» Directions for this task: Your task is to output the listing word for word, with pictures excluded.

-.-.-

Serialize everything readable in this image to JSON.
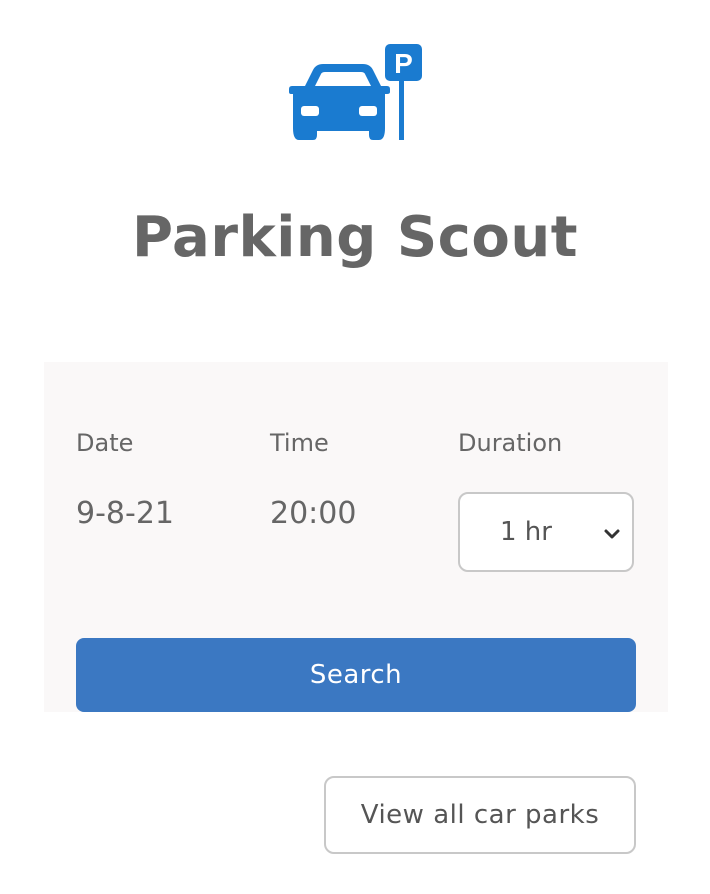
{
  "app": {
    "title": "Parking Scout",
    "logo_icon": "car-parking-icon",
    "accent_color": "#1a7bd0",
    "button_color": "#3b78c2"
  },
  "search_form": {
    "date_label": "Date",
    "time_label": "Time",
    "duration_label": "Duration",
    "date_value": "9-8-21",
    "time_value": "20:00",
    "duration_value": "1 hr",
    "duration_dropdown_icon": "chevron-down-icon",
    "search_label": "Search"
  },
  "footer": {
    "view_all_label": "View all car parks"
  }
}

-.-.-

» Solution to the exercise:
Serialize everything readable in this image to JSON.
{
  "app": {
    "title": "Parking Scout",
    "logo_icon": "car-parking-icon",
    "accent_color": "#1a7bd0",
    "button_color": "#3b78c2"
  },
  "search_form": {
    "date_label": "Date",
    "time_label": "Time",
    "duration_label": "Duration",
    "date_value": "9-8-21",
    "time_value": "20:00",
    "duration_value": "1 hr",
    "duration_dropdown_icon": "chevron-down-icon",
    "search_label": "Search"
  },
  "footer": {
    "view_all_label": "View all car parks"
  }
}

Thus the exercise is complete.